Directions: Go through the listing and copy every line word for word.

[start Dataset records]

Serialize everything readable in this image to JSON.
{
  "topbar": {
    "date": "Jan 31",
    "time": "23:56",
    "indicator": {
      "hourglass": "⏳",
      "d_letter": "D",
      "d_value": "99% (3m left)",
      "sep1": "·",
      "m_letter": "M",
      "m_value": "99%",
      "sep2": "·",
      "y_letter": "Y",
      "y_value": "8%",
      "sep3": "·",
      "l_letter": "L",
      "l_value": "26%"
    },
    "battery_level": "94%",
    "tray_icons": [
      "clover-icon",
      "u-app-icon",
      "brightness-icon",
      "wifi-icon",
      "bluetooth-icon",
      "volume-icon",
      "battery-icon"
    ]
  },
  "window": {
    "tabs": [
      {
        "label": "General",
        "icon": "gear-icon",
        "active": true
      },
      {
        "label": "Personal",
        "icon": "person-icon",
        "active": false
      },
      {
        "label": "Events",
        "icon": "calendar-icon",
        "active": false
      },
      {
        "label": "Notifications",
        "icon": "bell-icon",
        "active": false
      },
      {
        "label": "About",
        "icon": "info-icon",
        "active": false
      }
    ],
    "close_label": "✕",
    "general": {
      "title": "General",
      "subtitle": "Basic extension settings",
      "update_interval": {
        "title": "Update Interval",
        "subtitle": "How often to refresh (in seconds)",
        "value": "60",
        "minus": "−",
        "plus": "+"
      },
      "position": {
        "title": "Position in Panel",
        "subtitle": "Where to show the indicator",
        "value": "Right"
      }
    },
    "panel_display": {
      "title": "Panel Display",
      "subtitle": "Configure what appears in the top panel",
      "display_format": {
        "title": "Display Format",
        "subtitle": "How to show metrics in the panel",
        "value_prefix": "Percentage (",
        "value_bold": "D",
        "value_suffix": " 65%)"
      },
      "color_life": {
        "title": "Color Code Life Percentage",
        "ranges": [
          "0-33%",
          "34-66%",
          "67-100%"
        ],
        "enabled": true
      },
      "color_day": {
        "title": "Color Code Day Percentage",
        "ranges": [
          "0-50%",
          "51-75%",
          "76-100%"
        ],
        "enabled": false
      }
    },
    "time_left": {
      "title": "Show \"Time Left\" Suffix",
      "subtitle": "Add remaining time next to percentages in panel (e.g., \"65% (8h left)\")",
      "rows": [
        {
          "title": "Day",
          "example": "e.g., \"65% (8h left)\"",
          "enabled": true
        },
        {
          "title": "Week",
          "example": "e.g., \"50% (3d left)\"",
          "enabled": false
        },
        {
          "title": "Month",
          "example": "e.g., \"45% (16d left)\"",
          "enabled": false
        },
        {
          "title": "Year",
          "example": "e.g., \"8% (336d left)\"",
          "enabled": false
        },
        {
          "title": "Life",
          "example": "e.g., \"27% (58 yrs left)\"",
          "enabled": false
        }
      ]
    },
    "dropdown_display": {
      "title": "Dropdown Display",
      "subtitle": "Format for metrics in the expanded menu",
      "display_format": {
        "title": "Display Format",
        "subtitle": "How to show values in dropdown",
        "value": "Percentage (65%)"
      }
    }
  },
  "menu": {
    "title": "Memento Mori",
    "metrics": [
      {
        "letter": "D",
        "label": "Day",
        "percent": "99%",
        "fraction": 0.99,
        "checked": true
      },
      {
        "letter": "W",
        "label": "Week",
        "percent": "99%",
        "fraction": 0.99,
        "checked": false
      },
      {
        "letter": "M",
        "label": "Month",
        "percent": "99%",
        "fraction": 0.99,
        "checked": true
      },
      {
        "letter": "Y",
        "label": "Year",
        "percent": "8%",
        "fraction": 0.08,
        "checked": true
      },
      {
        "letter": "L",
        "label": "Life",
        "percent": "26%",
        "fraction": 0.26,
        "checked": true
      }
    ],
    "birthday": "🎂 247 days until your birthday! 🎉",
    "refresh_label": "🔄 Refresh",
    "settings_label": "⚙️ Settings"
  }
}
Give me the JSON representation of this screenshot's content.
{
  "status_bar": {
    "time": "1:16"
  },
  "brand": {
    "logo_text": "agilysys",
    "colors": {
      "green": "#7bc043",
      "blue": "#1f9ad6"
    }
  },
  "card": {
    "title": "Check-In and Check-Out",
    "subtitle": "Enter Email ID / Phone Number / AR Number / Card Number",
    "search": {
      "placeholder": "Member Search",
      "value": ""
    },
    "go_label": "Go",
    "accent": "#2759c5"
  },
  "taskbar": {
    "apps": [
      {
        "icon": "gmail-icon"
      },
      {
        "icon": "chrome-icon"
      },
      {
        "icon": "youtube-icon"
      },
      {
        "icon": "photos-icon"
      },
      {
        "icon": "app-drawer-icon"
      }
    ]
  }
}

[end Dataset records]

Solution to this problem:
Serialize everything readable in this image to JSON.
{
  "topbar": {
    "date": "Jan 31",
    "time": "23:56",
    "indicator": {
      "hourglass": "⏳",
      "d_letter": "D",
      "d_value": "99% (3m left)",
      "sep1": "·",
      "m_letter": "M",
      "m_value": "99%",
      "sep2": "·",
      "y_letter": "Y",
      "y_value": "8%",
      "sep3": "·",
      "l_letter": "L",
      "l_value": "26%"
    },
    "battery_level": "94%",
    "tray_icons": [
      "clover-icon",
      "u-app-icon",
      "brightness-icon",
      "wifi-icon",
      "bluetooth-icon",
      "volume-icon",
      "battery-icon"
    ]
  },
  "window": {
    "tabs": [
      {
        "label": "General",
        "icon": "gear-icon",
        "active": true
      },
      {
        "label": "Personal",
        "icon": "person-icon",
        "active": false
      },
      {
        "label": "Events",
        "icon": "calendar-icon",
        "active": false
      },
      {
        "label": "Notifications",
        "icon": "bell-icon",
        "active": false
      },
      {
        "label": "About",
        "icon": "info-icon",
        "active": false
      }
    ],
    "close_label": "✕",
    "general": {
      "title": "General",
      "subtitle": "Basic extension settings",
      "update_interval": {
        "title": "Update Interval",
        "subtitle": "How often to refresh (in seconds)",
        "value": "60",
        "minus": "−",
        "plus": "+"
      },
      "position": {
        "title": "Position in Panel",
        "subtitle": "Where to show the indicator",
        "value": "Right"
      }
    },
    "panel_display": {
      "title": "Panel Display",
      "subtitle": "Configure what appears in the top panel",
      "display_format": {
        "title": "Display Format",
        "subtitle": "How to show metrics in the panel",
        "value_prefix": "Percentage (",
        "value_bold": "D",
        "value_suffix": " 65%)"
      },
      "color_life": {
        "title": "Color Code Life Percentage",
        "ranges": [
          "0-33%",
          "34-66%",
          "67-100%"
        ],
        "enabled": true
      },
      "color_day": {
        "title": "Color Code Day Percentage",
        "ranges": [
          "0-50%",
          "51-75%",
          "76-100%"
        ],
        "enabled": false
      }
    },
    "time_left": {
      "title": "Show \"Time Left\" Suffix",
      "subtitle": "Add remaining time next to percentages in panel (e.g., \"65% (8h left)\")",
      "rows": [
        {
          "title": "Day",
          "example": "e.g., \"65% (8h left)\"",
          "enabled": true
        },
        {
          "title": "Week",
          "example": "e.g., \"50% (3d left)\"",
          "enabled": false
        },
        {
          "title": "Month",
          "example": "e.g., \"45% (16d left)\"",
          "enabled": false
        },
        {
          "title": "Year",
          "example": "e.g., \"8% (336d left)\"",
          "enabled": false
        },
        {
          "title": "Life",
          "example": "e.g., \"27% (58 yrs left)\"",
          "enabled": false
        }
      ]
    },
    "dropdown_display": {
      "title": "Dropdown Display",
      "subtitle": "Format for metrics in the expanded menu",
      "display_format": {
        "title": "Display Format",
        "subtitle": "How to show values in dropdown",
        "value": "Percentage (65%)"
      }
    }
  },
  "menu": {
    "title": "Memento Mori",
    "metrics": [
      {
        "letter": "D",
        "label": "Day",
        "percent": "99%",
        "fraction": 0.99,
        "checked": true
      },
      {
        "letter": "W",
        "label": "Week",
        "percent": "99%",
        "fraction": 0.99,
        "checked": false
      },
      {
        "letter": "M",
        "label": "Month",
        "percent": "99%",
        "fraction": 0.99,
        "checked": true
      },
      {
        "letter": "Y",
        "label": "Year",
        "percent": "8%",
        "fraction": 0.08,
        "checked": true
      },
      {
        "letter": "L",
        "label": "Life",
        "percent": "26%",
        "fraction": 0.26,
        "checked": true
      }
    ],
    "birthday": "🎂 247 days until your birthday! 🎉",
    "refresh_label": "🔄 Refresh",
    "settings_label": "⚙️ Settings"
  }
}
Give me the JSON representation of this screenshot's content.
{
  "status_bar": {
    "time": "1:16"
  },
  "brand": {
    "logo_text": "agilysys",
    "colors": {
      "green": "#7bc043",
      "blue": "#1f9ad6"
    }
  },
  "card": {
    "title": "Check-In and Check-Out",
    "subtitle": "Enter Email ID / Phone Number / AR Number / Card Number",
    "search": {
      "placeholder": "Member Search",
      "value": ""
    },
    "go_label": "Go",
    "accent": "#2759c5"
  },
  "taskbar": {
    "apps": [
      {
        "icon": "gmail-icon"
      },
      {
        "icon": "chrome-icon"
      },
      {
        "icon": "youtube-icon"
      },
      {
        "icon": "photos-icon"
      },
      {
        "icon": "app-drawer-icon"
      }
    ]
  }
}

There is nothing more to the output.